# Document section start
12

I need to export 24 pandas data frames ( 140 columns x 400 rows) to Excel, each into a different sheet.

I am using pandas’ built-in ExcelWriter. Running 24 scenarios, it takes:

51 seconds to write to an .xls file (using xlwt)

86 seconds to write to an .xlsx file (using XlsxWriter)

141 seconds to write to an .xlsm file (using openpyxl)

21 seconds to just run the program (no Excel output)

The problem with writing to .xls is that the spreadsheet contains no formatting styles, so if I open it in Excel, select a column, and click on the ‘comma’ button to format the numbers, it tells me: ‘style comma not found’. I don’t get this problem writing to an .xlsx, but that’s even slower.

Any suggestions on how to make the exporting faster? I can’t be the first one to have this problem, yet after hours of searching forums and websites I haven’t found any definite solution.

The only thing I can think of is to use Python to export to csv files, and then write an Excel macro to merge all the CSVs into a single spreadsheet.

The .xls file is 10 MB, and the .xlsx 5.2 MB

Thanks!

Awtszs
  • 323
  • 1
  • 8
  • 33
Pythonista anonymous
  • 8,140
  • 20
  • 70
  • 112
  • I think that the difference in size stems from excel and the different file formats and not from the writing method. In addition - you don't need an excel macro to merge csvs into a spreadsheet, writing a script with xlwt is fairly straight forward. – Korem Sep 16 '14 at 08:38
  • Yes, of course, the difference in size depends on the compression embedded in the xlsx format. That's not the issue. The issue is that taking 60 seconds just to write 5 MB of data seems excessive. Given that Python packages are so slow writig pandas data frames to Excel, would they be quicker writing csv to Excel? I haven't had time to test it yet but I doubt it. My hope is that merging the CSVs using Excel and VBA would have been faster. It's a bit frustrating that something as banal as exporting a few MBs of data takes so long... – Pythonista anonymous Sep 16 '14 at 08:43
  • So, I have run some more tests: loading the 24 CSVs and putting them onto separate sheets of an Excel file takes: Excel VBA macro: 5 seconds. Python script with xlsxWriter: 24 seconds (34 with {'constant_memory': True}, weird). Maybe the best option is to run the VBA macro from Python, as in these examples: http://stackoverflow.com/questions/2141967/using-python-to-program-ms-office-macros http://stackoverflow.com/questions/441758/driving-excel-from-python-in-windows – Pythonista anonymous Sep 16 '14 at 09:43
  • I don't have the code with me now, but I've written styles/formats with xlwt. I can look it up if you're interested. Also, try here for more info on xlwt: https://groups.google.com/forum/#!forum/python-excel – JohnE Sep 16 '14 at 12:26
  • Here is a [benchmark for different Python to Excel modules](https://gist.github.com/jmcnamara/ba25c2bf4ba0777065eb). Make sure to run it on your target machine since it will be affected by Python/module versions, CPU, RAM and Disk I/O. – jmcnamara Sep 16 '14 at 12:50
  • @jmcnamara , thanks - very useful. However, I understand PyExcelerate doesn't support Pandas, and most likely won't, at least not in the near future (https://github.com/pydata/pandas/pull/undefined). Maybe I could use it to merge the CSVs into an Excel, but at this point I'm inclined to do that via a VBA macro invoked from Python, also because formatting the sheets will presumably be easier that way. – Pythonista anonymous Sep 16 '14 at 13:07
  • Correct, PyExcelerate isn't supported in Pandas. I made an [initial attempt](https://github.com/pydata/pandas/pull/5128#issuecomment-31095852) at porting it in but it didn't work out. I'm going to post the benchmark as an answer. If nothing else it will help someone else see the differences so they can make an informed decision. – jmcnamara Sep 16 '14 at 13:16

2 Answers2

11

Here is a benchmark for different Python to Excel modules.
# Document section end
# Source data start
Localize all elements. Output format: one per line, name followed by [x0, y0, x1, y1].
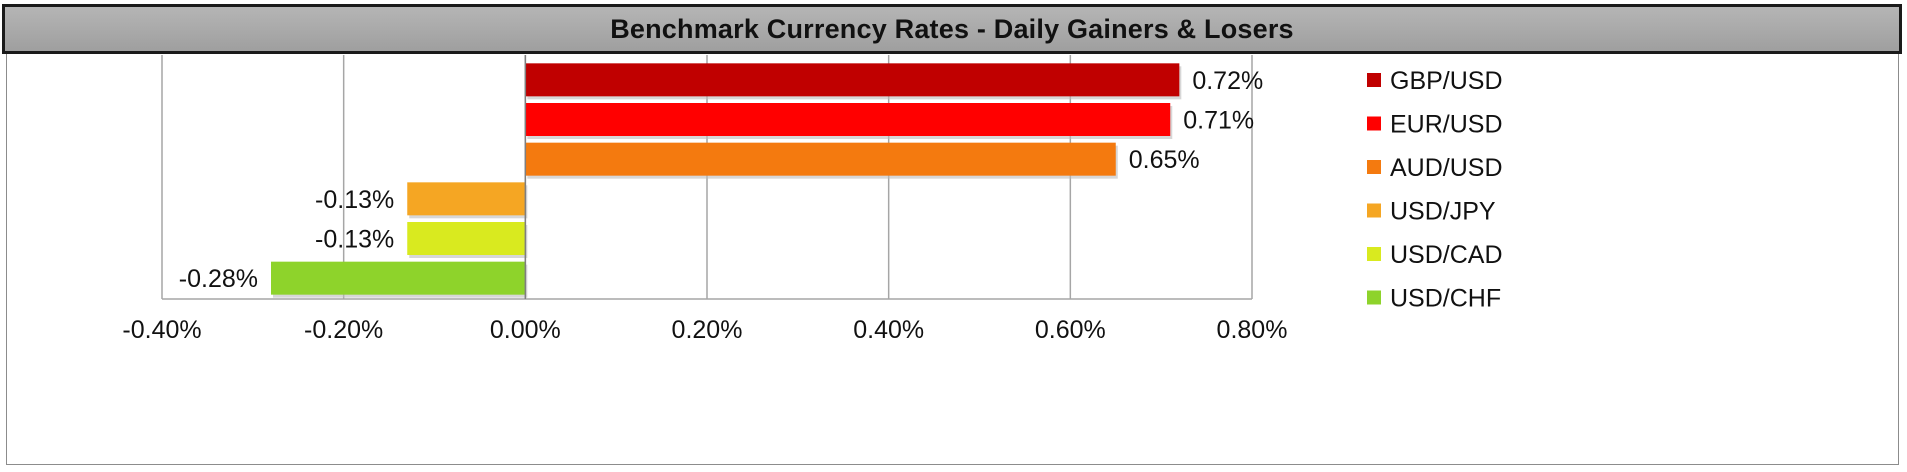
# Source data end
• [What you will do]
a – Copy out the passage of the pandas-to-Excel export thread from "141 seconds to" to "that’s even slower.".
b – Carry on the thread about slow pandas exports to Excel, starting after its final line.

• [Answers in order]
a –
141 seconds to write to an .xlsm file (using openpyxl)

21 seconds to just run the program (no Excel output)

The problem with writing to .xls is that the spreadsheet contains no formatting styles, so if I open it in Excel, select a column, and click on the ‘comma’ button to format the numbers, it tells me: ‘style comma not found’. I don’t get this problem writing to an .xlsx, but that’s even slower.

b –
And here is the output for 140 columns x (400 x 24) rows using the latest version of the modules at the time of posting:

Versions:
    python      : 2.7.7
    openpyxl    : 2.0.5
    pyexcelerate: 0.6.3
    xlsxwriter  : 0.5.7
    xlwt        : 0.7.5

Dimensions:
    Rows = 9600 (400 x 24)
    Cols = 140

Times:
    pyexcelerate          :  11.85
    xlwt                  :  17.64
    xlsxwriter (optimised):  21.63
    xlsxwriter            :  26.76
    openpyxl   (optimised):  95.18
    openpyxl              : 119.29

As with any benchmark the results will depend on Python/module versions, CPU, RAM and Disk I/O and on the benchmark itself. So make sure to verify these results for your own setup.

Also, since you asked specifically about Pandas, please note that PyExcelerate isn't supported.

jmcnamara
  • 38,196
  • 6
  • 90
  • 108
  • I thought pyexcelerate was obsolete and had been subsumed into xlwt many years ago. Is this a new version and/or unrelated to old pyexcelerate? – JohnE Sep 16 '14 at 14:19
  • 1
    That was PyExcelerator. PyExcelerate is a different unrelated module. It is confusing. – jmcnamara Sep 16 '14 at 17:14
1

For what it's worth, this is how I format the output in xlwt. The documentation is (or at least was) pretty spotty so I had to guess most of this!

import xlwt

style = xlwt.XFStyle()
style.font.name = 'Courier'
style.font.height = 180
style.num_format_str = '#,##0'

# ws0 is a worksheet
ws0.write( row, col, value, style )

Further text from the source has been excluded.